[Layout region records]
....
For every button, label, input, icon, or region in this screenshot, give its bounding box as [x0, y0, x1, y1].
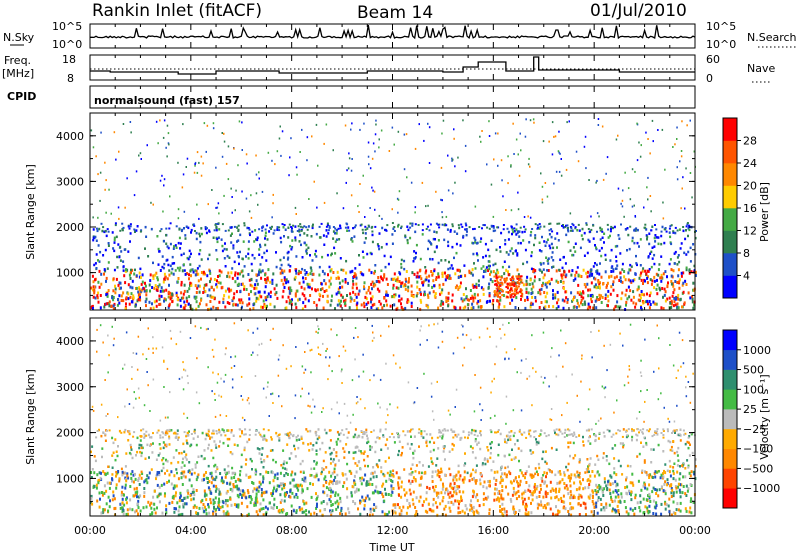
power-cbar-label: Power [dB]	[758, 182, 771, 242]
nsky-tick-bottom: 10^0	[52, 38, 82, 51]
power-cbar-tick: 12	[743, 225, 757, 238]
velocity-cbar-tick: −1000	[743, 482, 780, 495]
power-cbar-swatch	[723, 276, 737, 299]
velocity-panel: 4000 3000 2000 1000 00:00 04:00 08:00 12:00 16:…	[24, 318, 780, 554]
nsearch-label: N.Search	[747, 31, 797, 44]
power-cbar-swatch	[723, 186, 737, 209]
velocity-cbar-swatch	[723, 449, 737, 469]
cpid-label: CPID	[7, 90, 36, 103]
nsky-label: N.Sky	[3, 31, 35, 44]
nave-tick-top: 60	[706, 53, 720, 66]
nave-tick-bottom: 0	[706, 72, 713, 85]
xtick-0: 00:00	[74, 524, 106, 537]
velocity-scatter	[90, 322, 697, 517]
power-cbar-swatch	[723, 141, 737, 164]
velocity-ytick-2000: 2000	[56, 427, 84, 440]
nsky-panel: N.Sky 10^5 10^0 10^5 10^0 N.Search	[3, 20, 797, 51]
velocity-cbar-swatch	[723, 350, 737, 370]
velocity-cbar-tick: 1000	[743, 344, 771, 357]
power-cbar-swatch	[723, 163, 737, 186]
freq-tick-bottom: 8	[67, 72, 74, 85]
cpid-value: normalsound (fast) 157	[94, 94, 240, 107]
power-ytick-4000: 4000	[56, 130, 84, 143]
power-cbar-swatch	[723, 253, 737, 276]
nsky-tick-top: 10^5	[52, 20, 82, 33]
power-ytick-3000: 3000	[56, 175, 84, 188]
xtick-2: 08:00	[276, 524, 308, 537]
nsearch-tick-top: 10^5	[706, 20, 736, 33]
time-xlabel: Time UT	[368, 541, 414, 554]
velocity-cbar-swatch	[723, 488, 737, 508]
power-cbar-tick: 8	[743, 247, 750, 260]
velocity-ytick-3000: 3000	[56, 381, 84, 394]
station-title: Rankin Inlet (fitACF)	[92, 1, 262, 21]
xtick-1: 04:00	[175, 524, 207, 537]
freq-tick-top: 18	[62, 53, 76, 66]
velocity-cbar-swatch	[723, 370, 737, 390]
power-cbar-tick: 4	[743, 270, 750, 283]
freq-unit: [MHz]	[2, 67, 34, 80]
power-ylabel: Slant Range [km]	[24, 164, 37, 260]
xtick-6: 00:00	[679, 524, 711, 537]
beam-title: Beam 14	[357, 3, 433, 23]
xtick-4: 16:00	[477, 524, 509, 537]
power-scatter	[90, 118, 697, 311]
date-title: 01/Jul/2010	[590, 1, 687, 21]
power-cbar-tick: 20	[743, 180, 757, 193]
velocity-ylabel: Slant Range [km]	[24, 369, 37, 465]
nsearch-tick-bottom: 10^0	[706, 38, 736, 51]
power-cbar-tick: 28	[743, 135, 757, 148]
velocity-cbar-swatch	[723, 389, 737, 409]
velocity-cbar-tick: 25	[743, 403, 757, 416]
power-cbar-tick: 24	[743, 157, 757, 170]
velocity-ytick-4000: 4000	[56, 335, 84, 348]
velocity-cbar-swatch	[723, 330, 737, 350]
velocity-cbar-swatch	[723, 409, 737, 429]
....
Rewrite the records above, changing every "swatch" to "patch" and keeping everything else the same. Leave the pictures out.

REPLY =
For every button, label, input, icon, or region in this screenshot, give its bounding box as [x0, y0, x1, y1].
power-cbar-label: Power [dB]	[758, 182, 771, 242]
nsky-tick-bottom: 10^0	[52, 38, 82, 51]
power-cbar-tick: 12	[743, 225, 757, 238]
velocity-cbar-tick: −1000	[743, 482, 780, 495]
power-cbar-patch	[723, 276, 737, 299]
velocity-panel: 4000 3000 2000 1000 00:00 04:00 08:00 12:00 16:…	[24, 318, 780, 554]
nsearch-label: N.Search	[747, 31, 797, 44]
power-cbar-patch	[723, 186, 737, 209]
velocity-cbar-patch	[723, 449, 737, 469]
cpid-label: CPID	[7, 90, 36, 103]
nsky-label: N.Sky	[3, 31, 35, 44]
nave-tick-top: 60	[706, 53, 720, 66]
nave-tick-bottom: 0	[706, 72, 713, 85]
xtick-0: 00:00	[74, 524, 106, 537]
velocity-scatter	[90, 322, 697, 517]
power-cbar-patch	[723, 141, 737, 164]
velocity-ytick-2000: 2000	[56, 427, 84, 440]
nsky-panel: N.Sky 10^5 10^0 10^5 10^0 N.Search	[3, 20, 797, 51]
velocity-cbar-patch	[723, 350, 737, 370]
velocity-cbar-tick: 1000	[743, 344, 771, 357]
power-cbar-patch	[723, 163, 737, 186]
freq-tick-bottom: 8	[67, 72, 74, 85]
cpid-value: normalsound (fast) 157	[94, 94, 240, 107]
power-ytick-4000: 4000	[56, 130, 84, 143]
power-cbar-patch	[723, 253, 737, 276]
nsky-tick-top: 10^5	[52, 20, 82, 33]
power-ytick-3000: 3000	[56, 175, 84, 188]
xtick-2: 08:00	[276, 524, 308, 537]
nsearch-tick-top: 10^5	[706, 20, 736, 33]
time-xlabel: Time UT	[368, 541, 414, 554]
velocity-cbar-patch	[723, 488, 737, 508]
power-cbar-tick: 8	[743, 247, 750, 260]
velocity-ytick-3000: 3000	[56, 381, 84, 394]
station-title: Rankin Inlet (fitACF)	[92, 1, 262, 21]
xtick-1: 04:00	[175, 524, 207, 537]
freq-tick-top: 18	[62, 53, 76, 66]
velocity-cbar-patch	[723, 370, 737, 390]
power-cbar-tick: 4	[743, 270, 750, 283]
freq-unit: [MHz]	[2, 67, 34, 80]
power-ylabel: Slant Range [km]	[24, 164, 37, 260]
xtick-6: 00:00	[679, 524, 711, 537]
beam-title: Beam 14	[357, 3, 433, 23]
xtick-4: 16:00	[477, 524, 509, 537]
power-scatter	[90, 118, 697, 311]
date-title: 01/Jul/2010	[590, 1, 687, 21]
power-cbar-tick: 20	[743, 180, 757, 193]
velocity-ylabel: Slant Range [km]	[24, 369, 37, 465]
nsearch-tick-bottom: 10^0	[706, 38, 736, 51]
power-cbar-tick: 28	[743, 135, 757, 148]
velocity-cbar-patch	[723, 389, 737, 409]
velocity-cbar-tick: 25	[743, 403, 757, 416]
power-cbar-tick: 24	[743, 157, 757, 170]
velocity-ytick-4000: 4000	[56, 335, 84, 348]
velocity-cbar-patch	[723, 330, 737, 350]
velocity-cbar-patch	[723, 409, 737, 429]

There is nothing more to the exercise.